═══ Entries shown ═══

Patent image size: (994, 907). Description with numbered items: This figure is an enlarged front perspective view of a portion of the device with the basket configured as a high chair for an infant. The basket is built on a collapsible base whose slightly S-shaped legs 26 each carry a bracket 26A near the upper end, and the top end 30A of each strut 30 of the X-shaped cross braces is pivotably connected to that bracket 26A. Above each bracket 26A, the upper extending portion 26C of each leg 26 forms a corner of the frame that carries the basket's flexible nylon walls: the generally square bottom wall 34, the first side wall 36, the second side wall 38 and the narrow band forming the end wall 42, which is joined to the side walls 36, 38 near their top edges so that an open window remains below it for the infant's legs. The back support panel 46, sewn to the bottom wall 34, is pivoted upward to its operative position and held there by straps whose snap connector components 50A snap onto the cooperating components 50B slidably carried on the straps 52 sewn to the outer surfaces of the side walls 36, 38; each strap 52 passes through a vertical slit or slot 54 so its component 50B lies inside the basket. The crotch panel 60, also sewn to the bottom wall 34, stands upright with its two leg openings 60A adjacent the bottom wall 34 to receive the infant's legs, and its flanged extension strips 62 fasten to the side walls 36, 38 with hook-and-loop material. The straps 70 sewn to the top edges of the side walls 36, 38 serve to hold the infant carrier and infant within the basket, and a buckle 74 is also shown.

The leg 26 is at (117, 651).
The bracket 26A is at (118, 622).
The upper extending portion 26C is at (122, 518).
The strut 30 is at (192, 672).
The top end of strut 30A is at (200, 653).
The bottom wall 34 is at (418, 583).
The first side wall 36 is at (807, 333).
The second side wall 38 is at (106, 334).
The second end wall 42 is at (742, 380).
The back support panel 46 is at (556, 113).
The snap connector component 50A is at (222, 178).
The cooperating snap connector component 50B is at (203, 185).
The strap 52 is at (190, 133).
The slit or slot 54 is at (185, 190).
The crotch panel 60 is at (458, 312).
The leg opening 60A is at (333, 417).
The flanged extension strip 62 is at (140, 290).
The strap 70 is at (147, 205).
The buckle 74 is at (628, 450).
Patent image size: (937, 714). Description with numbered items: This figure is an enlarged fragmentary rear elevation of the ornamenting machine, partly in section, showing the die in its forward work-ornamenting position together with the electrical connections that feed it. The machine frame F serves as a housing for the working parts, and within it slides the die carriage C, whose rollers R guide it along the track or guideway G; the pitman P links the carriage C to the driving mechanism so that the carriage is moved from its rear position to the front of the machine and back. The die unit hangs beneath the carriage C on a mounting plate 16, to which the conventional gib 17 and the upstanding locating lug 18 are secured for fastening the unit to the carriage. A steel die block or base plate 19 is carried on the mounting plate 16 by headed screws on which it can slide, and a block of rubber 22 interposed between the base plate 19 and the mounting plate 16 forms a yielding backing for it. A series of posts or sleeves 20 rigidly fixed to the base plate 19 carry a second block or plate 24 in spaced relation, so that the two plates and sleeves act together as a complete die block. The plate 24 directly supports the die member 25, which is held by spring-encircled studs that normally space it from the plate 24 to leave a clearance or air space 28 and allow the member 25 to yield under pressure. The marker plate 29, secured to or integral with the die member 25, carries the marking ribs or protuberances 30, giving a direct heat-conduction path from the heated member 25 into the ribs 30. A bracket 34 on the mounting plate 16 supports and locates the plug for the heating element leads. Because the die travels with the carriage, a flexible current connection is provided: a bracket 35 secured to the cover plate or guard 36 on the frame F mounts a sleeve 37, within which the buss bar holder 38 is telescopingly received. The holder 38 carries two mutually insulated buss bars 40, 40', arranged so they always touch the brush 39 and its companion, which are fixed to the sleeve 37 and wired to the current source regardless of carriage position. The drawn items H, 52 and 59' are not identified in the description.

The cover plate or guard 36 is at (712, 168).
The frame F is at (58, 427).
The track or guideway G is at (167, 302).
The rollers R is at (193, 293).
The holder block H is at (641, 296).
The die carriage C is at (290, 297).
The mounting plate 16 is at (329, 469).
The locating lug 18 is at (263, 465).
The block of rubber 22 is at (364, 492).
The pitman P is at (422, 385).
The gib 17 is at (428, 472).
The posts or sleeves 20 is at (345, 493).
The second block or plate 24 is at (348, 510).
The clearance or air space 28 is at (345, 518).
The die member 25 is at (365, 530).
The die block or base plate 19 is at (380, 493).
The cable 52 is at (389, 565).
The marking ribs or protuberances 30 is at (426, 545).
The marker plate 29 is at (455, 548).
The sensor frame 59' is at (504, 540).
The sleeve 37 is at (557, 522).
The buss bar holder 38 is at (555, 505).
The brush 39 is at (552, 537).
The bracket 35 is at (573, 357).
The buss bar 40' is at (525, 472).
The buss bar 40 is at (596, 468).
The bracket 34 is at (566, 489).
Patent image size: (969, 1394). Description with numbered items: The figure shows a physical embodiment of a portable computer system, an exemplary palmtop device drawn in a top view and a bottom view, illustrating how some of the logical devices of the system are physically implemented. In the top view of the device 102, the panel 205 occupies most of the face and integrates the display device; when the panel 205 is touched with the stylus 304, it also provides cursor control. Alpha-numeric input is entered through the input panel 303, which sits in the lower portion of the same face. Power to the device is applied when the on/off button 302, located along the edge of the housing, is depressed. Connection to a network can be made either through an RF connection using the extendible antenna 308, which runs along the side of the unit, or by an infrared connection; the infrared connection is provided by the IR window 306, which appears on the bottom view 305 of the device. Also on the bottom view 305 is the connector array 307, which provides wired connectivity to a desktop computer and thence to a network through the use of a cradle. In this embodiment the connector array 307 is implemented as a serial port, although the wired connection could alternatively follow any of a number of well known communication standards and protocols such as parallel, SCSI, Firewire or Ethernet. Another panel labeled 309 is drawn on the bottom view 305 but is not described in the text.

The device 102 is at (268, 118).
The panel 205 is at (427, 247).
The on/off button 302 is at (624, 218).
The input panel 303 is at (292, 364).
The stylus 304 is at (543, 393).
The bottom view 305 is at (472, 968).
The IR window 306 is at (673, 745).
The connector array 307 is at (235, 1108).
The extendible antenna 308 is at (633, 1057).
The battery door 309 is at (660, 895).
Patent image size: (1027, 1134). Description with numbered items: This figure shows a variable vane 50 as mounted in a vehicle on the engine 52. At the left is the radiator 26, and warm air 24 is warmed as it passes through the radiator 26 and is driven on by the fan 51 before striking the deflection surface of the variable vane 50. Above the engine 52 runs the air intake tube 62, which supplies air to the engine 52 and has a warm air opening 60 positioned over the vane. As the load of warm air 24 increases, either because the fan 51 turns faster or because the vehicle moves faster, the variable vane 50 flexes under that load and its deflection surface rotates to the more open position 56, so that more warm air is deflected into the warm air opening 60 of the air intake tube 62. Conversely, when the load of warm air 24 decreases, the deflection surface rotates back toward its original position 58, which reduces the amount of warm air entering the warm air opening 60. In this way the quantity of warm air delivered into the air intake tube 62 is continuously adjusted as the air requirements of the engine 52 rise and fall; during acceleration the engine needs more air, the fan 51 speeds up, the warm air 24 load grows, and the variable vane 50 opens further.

═══

## The request
From the listing above, extract every line that contains the word "wall". Case counts.

## Result
Patent image size: (994, 907). Description with numbered items: This figure is an enlarged front perspective view of a portion of the device with the basket configured as a high chair for an infant. The basket is built on a collapsible base whose slightly S-shaped legs 26 each carry a bracket 26A near the upper end, and the top end 30A of each strut 30 of the X-shaped cross braces is pivotably connected to that bracket 26A. Above each bracket 26A, the upper extending portion 26C of each leg 26 forms a corner of the frame that carries the basket's flexible nylon walls: the generally square bottom wall 34, the first side wall 36, the second side wall 38 and the narrow band forming the end wall 42, which is joined to the side walls 36, 38 near their top edges so that an open window remains below it for the infant's legs. The back support panel 46, sewn to the bottom wall 34, is pivoted upward to its operative position and held there by straps whose snap connector components 50A snap onto the cooperating components 50B slidably carried on the straps 52 sewn to the outer surfaces of the side walls 36, 38; each strap 52 passes through a vertical slit or slot 54 so its component 50B lies inside the basket. The crotch panel 60, also sewn to the bottom wall 34, stands upright with its two leg openings 60A adjacent the bottom wall 34 to receive the infant's legs, and its flanged extension strips 62 fasten to the side walls 36, 38 with hook-and-loop material. The straps 70 sewn to the top edges of the side walls 36, 38 serve to hold the infant carrier and infant within the basket, and a buckle 74 is also shown.
The bottom wall 34 is at (418, 583).
The first side wall 36 is at (807, 333).
The second side wall 38 is at (106, 334).
The second end wall 42 is at (742, 380).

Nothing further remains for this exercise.